--- Start of Data for the task ---
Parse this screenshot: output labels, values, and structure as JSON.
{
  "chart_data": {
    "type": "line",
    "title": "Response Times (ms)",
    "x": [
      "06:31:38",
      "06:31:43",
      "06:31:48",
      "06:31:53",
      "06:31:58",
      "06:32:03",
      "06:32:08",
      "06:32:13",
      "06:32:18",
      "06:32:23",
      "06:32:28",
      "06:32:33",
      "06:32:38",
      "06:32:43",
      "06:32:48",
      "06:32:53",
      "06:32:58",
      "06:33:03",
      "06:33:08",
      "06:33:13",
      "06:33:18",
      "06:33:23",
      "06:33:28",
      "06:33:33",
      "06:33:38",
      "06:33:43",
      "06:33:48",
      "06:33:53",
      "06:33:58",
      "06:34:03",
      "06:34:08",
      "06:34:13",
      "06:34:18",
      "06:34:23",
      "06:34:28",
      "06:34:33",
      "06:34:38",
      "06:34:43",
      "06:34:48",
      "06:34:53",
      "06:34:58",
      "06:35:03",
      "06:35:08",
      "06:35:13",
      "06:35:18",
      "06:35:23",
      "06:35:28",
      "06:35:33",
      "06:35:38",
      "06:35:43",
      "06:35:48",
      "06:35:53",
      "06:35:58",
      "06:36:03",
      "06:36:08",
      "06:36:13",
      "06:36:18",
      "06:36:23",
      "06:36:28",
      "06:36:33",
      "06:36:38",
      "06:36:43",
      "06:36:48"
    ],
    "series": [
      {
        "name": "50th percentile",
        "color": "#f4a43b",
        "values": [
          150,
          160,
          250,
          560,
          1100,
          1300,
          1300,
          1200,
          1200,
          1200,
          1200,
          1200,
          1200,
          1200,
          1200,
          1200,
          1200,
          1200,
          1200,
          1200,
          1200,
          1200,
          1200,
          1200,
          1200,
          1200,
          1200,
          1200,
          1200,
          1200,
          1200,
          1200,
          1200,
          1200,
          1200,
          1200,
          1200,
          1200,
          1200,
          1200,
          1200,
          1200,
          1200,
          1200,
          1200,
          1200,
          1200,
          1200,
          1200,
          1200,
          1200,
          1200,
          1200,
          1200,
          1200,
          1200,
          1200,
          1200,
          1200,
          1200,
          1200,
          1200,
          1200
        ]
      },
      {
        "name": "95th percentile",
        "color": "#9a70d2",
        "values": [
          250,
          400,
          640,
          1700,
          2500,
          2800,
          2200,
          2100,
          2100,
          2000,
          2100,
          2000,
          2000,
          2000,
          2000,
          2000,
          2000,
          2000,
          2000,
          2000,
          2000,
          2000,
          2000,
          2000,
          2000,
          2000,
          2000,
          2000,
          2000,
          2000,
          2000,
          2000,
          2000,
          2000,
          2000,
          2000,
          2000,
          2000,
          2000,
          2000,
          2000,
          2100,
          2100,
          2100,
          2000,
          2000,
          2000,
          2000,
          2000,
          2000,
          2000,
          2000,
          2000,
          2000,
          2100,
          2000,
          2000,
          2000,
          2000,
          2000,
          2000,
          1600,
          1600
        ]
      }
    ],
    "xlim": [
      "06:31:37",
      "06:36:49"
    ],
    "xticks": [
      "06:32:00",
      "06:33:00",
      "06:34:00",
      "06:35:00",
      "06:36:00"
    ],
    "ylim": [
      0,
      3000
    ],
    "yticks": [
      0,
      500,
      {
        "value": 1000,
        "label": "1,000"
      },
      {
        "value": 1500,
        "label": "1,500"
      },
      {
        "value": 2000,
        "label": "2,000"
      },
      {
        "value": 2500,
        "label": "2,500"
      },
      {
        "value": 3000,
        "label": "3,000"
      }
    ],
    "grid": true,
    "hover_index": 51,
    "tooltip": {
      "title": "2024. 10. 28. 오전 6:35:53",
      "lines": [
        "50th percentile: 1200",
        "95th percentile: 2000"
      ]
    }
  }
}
--- End of Data for the task ---
## Goal of the exercise
Repeat the entries exactly, all of them.

## Written reply
Parse this screenshot: output labels, values, and structure as JSON.
{
  "chart_data": {
    "type": "line",
    "title": "Response Times (ms)",
    "x": [
      "06:31:38",
      "06:31:43",
      "06:31:48",
      "06:31:53",
      "06:31:58",
      "06:32:03",
      "06:32:08",
      "06:32:13",
      "06:32:18",
      "06:32:23",
      "06:32:28",
      "06:32:33",
      "06:32:38",
      "06:32:43",
      "06:32:48",
      "06:32:53",
      "06:32:58",
      "06:33:03",
      "06:33:08",
      "06:33:13",
      "06:33:18",
      "06:33:23",
      "06:33:28",
      "06:33:33",
      "06:33:38",
      "06:33:43",
      "06:33:48",
      "06:33:53",
      "06:33:58",
      "06:34:03",
      "06:34:08",
      "06:34:13",
      "06:34:18",
      "06:34:23",
      "06:34:28",
      "06:34:33",
      "06:34:38",
      "06:34:43",
      "06:34:48",
      "06:34:53",
      "06:34:58",
      "06:35:03",
      "06:35:08",
      "06:35:13",
      "06:35:18",
      "06:35:23",
      "06:35:28",
      "06:35:33",
      "06:35:38",
      "06:35:43",
      "06:35:48",
      "06:35:53",
      "06:35:58",
      "06:36:03",
      "06:36:08",
      "06:36:13",
      "06:36:18",
      "06:36:23",
      "06:36:28",
      "06:36:33",
      "06:36:38",
      "06:36:43",
      "06:36:48"
    ],
    "series": [
      {
        "name": "50th percentile",
        "color": "#f4a43b",
        "values": [
          150,
          160,
          250,
          560,
          1100,
          1300,
          1300,
          1200,
          1200,
          1200,
          1200,
          1200,
          1200,
          1200,
          1200,
          1200,
          1200,
          1200,
          1200,
          1200,
          1200,
          1200,
          1200,
          1200,
          1200,
          1200,
          1200,
          1200,
          1200,
          1200,
          1200,
          1200,
          1200,
          1200,
          1200,
          1200,
          1200,
          1200,
          1200,
          1200,
          1200,
          1200,
          1200,
          1200,
          1200,
          1200,
          1200,
          1200,
          1200,
          1200,
          1200,
          1200,
          1200,
          1200,
          1200,
          1200,
          1200,
          1200,
          1200,
          1200,
          1200,
          1200,
          1200
        ]
      },
      {
        "name": "95th percentile",
        "color": "#9a70d2",
        "values": [
          250,
          400,
          640,
          1700,
          2500,
          2800,
          2200,
          2100,
          2100,
          2000,
          2100,
          2000,
          2000,
          2000,
          2000,
          2000,
          2000,
          2000,
          2000,
          2000,
          2000,
          2000,
          2000,
          2000,
          2000,
          2000,
          2000,
          2000,
          2000,
          2000,
          2000,
          2000,
          2000,
          2000,
          2000,
          2000,
          2000,
          2000,
          2000,
          2000,
          2000,
          2100,
          2100,
          2100,
          2000,
          2000,
          2000,
          2000,
          2000,
          2000,
          2000,
          2000,
          2000,
          2000,
          2100,
          2000,
          2000,
          2000,
          2000,
          2000,
          2000,
          1600,
          1600
        ]
      }
    ],
    "xlim": [
      "06:31:37",
      "06:36:49"
    ],
    "xticks": [
      "06:32:00",
      "06:33:00",
      "06:34:00",
      "06:35:00",
      "06:36:00"
    ],
    "ylim": [
      0,
      3000
    ],
    "yticks": [
      0,
      500,
      {
        "value": 1000,
        "label": "1,000"
      },
      {
        "value": 1500,
        "label": "1,500"
      },
      {
        "value": 2000,
        "label": "2,000"
      },
      {
        "value": 2500,
        "label": "2,500"
      },
      {
        "value": 3000,
        "label": "3,000"
      }
    ],
    "grid": true,
    "hover_index": 51,
    "tooltip": {
      "title": "2024. 10. 28. 오전 6:35:53",
      "lines": [
        "50th percentile: 1200",
        "95th percentile: 2000"
      ]
    }
  }
}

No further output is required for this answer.